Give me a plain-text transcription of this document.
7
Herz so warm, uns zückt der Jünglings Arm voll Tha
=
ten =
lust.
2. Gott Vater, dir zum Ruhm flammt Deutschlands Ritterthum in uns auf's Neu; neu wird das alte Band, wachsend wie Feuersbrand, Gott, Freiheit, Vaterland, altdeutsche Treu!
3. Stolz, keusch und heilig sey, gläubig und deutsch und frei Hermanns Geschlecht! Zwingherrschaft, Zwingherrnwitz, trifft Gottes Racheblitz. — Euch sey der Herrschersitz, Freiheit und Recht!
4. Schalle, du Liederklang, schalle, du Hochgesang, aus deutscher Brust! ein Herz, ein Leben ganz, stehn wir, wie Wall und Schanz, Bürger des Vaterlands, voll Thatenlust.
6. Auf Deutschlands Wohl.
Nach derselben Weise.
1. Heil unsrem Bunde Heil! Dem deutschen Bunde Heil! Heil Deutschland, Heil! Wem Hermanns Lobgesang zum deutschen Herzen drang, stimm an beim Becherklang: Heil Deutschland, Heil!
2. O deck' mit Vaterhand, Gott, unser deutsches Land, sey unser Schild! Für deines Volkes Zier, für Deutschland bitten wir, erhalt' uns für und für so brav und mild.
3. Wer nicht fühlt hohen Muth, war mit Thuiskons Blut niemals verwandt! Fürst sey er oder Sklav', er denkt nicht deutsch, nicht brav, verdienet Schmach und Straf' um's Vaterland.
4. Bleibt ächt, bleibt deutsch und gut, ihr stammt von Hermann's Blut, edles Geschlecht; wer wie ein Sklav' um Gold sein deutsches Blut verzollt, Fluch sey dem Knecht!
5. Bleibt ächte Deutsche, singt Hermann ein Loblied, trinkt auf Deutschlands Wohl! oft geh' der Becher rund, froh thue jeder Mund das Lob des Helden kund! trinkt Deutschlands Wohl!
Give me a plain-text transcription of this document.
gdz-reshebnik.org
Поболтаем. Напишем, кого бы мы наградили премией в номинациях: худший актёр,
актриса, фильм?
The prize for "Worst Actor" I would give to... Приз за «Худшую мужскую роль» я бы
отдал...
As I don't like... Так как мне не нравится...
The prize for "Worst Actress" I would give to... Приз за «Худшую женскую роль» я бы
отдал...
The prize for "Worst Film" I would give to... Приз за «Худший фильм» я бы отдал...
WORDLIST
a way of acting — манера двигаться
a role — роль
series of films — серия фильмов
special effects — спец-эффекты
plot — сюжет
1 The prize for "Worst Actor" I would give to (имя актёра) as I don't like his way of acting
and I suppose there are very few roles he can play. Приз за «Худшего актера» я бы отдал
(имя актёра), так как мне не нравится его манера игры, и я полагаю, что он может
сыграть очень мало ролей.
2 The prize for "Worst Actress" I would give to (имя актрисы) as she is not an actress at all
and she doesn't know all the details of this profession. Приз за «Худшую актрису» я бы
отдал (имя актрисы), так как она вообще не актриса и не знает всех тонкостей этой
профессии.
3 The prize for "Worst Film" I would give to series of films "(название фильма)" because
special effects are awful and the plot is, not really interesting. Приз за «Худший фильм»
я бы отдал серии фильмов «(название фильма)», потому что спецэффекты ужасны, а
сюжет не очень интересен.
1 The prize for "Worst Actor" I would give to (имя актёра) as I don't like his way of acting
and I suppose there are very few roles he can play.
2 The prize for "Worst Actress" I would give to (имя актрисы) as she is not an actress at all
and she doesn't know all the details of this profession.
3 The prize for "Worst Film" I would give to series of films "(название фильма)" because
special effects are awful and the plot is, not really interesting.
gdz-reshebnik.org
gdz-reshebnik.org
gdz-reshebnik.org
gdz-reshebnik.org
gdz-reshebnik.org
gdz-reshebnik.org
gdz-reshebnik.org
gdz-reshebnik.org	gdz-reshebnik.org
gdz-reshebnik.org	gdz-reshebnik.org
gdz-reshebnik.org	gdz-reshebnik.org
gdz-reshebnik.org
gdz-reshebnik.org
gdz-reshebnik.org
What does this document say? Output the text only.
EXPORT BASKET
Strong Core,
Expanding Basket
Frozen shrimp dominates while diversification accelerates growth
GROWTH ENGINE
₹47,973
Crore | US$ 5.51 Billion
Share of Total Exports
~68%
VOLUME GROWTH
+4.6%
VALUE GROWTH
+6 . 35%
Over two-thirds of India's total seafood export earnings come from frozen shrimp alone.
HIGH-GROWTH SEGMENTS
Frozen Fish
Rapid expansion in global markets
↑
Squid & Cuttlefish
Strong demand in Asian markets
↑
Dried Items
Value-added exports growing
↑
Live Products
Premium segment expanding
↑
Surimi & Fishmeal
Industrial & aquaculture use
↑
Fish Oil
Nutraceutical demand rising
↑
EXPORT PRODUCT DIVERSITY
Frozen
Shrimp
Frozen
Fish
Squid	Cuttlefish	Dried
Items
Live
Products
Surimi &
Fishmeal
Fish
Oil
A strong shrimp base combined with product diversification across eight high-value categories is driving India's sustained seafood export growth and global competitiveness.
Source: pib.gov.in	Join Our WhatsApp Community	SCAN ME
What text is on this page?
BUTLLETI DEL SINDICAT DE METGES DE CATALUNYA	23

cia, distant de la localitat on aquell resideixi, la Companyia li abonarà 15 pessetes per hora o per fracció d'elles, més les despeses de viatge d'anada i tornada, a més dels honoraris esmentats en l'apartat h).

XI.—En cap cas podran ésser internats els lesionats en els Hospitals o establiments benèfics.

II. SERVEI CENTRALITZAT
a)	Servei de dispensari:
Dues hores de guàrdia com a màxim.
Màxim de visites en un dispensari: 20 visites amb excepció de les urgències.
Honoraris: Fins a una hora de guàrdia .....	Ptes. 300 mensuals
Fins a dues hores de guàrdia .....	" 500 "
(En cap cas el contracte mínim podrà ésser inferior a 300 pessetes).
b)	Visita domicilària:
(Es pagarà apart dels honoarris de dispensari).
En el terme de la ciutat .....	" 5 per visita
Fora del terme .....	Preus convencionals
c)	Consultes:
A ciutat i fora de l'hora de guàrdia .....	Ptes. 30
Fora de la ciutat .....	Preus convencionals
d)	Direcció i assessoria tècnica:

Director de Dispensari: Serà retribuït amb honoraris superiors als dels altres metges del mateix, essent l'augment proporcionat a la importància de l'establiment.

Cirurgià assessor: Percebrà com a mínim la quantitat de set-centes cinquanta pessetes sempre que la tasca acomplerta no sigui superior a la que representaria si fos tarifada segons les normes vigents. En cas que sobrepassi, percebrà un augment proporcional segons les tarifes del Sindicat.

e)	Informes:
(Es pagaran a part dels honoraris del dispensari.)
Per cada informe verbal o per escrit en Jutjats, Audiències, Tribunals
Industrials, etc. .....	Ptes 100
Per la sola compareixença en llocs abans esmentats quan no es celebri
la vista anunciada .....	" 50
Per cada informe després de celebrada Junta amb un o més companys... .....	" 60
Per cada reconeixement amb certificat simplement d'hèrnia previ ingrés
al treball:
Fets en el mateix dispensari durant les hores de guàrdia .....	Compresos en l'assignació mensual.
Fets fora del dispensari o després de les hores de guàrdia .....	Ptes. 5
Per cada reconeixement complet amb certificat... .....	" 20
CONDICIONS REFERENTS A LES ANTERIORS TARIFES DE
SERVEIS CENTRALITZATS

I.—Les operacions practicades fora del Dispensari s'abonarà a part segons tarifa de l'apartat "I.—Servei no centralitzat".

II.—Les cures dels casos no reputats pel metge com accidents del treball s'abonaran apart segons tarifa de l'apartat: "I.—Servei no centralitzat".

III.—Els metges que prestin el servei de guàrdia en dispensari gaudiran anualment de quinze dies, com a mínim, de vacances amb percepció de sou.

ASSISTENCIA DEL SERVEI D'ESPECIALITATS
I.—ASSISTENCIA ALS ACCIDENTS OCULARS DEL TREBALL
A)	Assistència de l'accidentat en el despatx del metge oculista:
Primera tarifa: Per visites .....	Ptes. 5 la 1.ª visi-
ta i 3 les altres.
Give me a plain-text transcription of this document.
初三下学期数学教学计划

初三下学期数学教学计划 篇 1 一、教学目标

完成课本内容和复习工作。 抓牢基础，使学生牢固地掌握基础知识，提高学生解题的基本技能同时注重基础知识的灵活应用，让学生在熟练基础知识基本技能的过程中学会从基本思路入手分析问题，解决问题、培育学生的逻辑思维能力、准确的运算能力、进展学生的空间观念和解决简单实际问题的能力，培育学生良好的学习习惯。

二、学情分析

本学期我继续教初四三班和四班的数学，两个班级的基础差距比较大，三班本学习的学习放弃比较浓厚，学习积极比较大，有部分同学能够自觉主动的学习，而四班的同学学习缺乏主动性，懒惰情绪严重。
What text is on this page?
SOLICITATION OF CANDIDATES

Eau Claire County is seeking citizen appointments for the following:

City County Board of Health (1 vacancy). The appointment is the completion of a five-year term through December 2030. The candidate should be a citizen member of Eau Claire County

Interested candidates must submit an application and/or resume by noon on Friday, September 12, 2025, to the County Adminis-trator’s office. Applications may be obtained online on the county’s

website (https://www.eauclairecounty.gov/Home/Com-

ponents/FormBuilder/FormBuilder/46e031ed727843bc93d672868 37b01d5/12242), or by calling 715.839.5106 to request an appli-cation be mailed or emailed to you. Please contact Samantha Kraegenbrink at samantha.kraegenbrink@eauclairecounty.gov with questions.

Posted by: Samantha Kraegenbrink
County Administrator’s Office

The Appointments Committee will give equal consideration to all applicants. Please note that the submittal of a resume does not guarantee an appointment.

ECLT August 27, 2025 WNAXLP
──────────────────────────────
# [REQUIREMENTS]
Show each line holding the word "Dried".

# [TASK OUTPUT]
Dried Items
Squid	Cuttlefish	Dried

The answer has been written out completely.